start Extracted material

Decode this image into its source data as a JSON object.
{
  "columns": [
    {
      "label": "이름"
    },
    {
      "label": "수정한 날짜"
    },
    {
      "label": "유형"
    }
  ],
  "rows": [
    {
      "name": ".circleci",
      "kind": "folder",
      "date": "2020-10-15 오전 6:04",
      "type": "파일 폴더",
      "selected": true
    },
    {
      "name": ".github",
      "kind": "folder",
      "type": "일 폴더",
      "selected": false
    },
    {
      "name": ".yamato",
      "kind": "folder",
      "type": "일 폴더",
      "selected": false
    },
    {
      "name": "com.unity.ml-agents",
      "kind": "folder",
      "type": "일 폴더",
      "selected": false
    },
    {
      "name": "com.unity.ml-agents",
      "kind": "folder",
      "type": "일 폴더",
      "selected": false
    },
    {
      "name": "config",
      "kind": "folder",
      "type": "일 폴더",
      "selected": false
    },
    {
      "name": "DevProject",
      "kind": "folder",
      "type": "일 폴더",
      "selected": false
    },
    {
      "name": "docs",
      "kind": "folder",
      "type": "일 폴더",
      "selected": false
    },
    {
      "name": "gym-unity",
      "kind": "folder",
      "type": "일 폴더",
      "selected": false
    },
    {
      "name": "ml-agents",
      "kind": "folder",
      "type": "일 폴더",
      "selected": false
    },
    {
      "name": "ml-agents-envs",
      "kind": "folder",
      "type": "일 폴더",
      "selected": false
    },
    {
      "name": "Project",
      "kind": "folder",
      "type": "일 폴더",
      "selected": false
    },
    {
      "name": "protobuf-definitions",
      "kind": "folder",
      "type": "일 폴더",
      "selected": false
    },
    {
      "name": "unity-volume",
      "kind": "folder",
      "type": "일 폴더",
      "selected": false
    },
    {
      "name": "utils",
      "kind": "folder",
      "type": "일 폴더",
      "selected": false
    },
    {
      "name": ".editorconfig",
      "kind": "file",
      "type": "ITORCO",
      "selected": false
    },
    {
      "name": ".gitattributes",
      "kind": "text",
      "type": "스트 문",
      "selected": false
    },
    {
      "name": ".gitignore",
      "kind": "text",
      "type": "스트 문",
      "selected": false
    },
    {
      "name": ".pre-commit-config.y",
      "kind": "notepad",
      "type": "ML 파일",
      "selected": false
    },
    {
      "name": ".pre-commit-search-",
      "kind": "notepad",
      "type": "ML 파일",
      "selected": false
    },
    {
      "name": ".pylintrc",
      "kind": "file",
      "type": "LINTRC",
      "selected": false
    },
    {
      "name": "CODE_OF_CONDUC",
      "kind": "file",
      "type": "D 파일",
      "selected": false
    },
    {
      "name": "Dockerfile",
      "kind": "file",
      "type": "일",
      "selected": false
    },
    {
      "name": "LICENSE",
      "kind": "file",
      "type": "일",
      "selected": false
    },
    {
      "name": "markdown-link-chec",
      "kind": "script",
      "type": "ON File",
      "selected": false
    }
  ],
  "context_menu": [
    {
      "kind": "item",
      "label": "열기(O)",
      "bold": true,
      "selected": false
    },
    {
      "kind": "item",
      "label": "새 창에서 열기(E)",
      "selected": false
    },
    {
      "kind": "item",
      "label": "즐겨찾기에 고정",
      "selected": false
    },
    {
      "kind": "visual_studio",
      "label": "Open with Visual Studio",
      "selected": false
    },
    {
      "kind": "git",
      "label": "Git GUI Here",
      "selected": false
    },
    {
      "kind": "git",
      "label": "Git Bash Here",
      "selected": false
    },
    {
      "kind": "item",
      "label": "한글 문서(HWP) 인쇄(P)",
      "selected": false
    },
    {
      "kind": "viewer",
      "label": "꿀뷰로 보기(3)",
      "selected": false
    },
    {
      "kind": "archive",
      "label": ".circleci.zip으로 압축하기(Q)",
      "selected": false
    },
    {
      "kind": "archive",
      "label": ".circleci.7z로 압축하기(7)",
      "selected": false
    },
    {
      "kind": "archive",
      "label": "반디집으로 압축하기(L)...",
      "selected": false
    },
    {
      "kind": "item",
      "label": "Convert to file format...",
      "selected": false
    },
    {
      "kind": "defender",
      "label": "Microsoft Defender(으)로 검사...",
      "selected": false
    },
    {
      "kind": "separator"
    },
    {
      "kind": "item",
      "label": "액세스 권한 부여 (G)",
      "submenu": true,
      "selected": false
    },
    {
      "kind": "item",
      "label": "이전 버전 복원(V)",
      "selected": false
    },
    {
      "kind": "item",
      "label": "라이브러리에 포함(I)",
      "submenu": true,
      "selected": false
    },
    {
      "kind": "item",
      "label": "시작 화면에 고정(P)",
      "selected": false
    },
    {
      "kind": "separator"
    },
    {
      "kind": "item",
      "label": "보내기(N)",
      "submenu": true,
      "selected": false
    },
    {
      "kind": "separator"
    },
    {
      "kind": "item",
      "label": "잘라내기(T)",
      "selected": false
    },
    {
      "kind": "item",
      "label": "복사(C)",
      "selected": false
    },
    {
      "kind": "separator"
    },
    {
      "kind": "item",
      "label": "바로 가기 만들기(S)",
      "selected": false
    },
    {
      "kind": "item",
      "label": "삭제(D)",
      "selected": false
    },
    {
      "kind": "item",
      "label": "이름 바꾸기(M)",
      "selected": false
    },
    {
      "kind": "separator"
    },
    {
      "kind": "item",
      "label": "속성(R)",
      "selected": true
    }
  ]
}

end Extracted material

Stated task - Copy out every line of the data that includes "Here".

The completed task -
      "label": "Git GUI Here",
      "label": "Git Bash Here",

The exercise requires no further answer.